[START]

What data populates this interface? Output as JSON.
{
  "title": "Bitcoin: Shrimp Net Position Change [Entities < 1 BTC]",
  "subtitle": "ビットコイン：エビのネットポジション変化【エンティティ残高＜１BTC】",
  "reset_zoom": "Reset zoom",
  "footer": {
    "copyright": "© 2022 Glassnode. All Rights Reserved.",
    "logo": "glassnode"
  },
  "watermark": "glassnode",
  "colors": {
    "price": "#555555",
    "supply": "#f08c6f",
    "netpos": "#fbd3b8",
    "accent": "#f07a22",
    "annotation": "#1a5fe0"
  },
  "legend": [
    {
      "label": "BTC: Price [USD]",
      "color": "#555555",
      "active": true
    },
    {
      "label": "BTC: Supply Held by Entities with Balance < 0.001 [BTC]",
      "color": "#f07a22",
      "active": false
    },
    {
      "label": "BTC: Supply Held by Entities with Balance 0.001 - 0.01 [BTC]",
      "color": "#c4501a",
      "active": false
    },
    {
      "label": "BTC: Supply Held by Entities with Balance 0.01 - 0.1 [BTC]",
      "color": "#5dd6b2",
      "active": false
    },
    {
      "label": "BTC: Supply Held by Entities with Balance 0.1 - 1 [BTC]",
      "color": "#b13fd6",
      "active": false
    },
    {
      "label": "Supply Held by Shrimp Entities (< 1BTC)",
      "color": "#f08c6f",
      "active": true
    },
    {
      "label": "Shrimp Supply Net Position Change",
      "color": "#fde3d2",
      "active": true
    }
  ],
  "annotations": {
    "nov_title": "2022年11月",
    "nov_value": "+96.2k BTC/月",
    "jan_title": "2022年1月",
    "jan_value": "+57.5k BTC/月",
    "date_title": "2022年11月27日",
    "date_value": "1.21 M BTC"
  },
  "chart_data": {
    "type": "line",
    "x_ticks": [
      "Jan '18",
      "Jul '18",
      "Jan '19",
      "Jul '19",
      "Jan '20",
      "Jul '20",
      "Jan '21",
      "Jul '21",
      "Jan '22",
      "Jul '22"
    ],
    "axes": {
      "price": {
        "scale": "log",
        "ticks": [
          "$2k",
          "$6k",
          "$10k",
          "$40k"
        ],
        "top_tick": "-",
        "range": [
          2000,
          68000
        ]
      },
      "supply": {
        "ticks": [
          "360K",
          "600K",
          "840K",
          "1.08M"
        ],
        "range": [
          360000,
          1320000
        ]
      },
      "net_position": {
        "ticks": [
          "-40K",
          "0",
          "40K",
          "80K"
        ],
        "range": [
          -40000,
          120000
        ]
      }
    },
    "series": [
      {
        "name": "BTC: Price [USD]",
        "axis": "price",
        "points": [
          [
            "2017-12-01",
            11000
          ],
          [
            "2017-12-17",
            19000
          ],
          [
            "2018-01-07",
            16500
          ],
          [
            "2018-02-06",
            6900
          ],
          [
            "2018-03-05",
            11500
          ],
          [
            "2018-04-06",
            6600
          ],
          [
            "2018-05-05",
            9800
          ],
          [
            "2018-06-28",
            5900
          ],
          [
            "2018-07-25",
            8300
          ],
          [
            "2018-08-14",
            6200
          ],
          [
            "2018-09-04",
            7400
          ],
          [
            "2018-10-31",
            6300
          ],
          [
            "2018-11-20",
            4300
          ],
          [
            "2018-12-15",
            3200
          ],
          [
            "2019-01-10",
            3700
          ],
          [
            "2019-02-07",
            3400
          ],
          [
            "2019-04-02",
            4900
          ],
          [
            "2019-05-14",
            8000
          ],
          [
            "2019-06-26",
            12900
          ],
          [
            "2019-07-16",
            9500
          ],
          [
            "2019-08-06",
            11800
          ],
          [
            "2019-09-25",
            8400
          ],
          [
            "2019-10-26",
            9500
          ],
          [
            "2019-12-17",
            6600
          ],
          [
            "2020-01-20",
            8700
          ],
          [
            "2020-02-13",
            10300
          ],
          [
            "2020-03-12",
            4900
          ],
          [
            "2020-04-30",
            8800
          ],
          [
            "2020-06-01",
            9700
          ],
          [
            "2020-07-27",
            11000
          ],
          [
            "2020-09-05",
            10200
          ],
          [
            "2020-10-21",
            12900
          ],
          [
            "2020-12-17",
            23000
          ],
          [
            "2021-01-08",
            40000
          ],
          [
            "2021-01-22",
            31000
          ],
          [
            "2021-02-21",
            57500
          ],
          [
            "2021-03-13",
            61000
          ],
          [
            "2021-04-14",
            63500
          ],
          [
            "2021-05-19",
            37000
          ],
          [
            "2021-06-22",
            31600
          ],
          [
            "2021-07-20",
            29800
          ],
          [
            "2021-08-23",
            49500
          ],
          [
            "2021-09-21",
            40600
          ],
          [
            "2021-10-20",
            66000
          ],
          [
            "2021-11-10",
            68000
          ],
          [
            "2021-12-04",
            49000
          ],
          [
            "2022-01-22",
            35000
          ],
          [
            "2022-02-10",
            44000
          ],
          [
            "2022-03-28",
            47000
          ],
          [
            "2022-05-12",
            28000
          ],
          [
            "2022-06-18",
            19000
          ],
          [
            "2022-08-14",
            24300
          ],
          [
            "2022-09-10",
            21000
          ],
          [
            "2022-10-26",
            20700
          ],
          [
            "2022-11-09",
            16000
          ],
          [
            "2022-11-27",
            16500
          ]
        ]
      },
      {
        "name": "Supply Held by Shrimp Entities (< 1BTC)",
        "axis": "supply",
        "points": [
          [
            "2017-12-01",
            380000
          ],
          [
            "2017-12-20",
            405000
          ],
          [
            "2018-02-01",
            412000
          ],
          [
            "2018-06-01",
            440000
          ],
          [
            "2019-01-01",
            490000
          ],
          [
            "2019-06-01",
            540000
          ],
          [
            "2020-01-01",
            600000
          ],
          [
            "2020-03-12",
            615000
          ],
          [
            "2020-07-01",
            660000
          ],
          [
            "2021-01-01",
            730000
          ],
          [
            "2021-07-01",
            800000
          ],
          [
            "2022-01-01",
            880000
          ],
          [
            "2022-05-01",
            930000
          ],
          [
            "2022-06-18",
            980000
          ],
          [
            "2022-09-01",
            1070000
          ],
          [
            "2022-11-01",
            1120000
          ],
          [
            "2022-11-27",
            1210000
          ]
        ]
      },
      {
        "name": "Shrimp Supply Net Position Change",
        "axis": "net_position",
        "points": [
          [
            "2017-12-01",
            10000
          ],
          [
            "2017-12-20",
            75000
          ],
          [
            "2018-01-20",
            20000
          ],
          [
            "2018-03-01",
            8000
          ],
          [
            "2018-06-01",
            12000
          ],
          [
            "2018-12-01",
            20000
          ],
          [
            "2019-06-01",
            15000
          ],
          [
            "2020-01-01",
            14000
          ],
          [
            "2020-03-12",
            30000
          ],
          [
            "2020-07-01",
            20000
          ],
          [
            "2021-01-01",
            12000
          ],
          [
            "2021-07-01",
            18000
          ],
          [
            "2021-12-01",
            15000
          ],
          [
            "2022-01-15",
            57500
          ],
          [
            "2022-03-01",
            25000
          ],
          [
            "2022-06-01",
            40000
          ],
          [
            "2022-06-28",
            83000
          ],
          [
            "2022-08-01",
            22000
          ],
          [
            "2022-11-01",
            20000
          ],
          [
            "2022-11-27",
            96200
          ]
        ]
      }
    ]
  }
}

[END]

◆ Written problem ◆
Search the entries for the word "axis", then gather every line that has it.

◆ Finished answer ◆
        "axis": "price",
        "axis": "supply",
        "axis": "net_position",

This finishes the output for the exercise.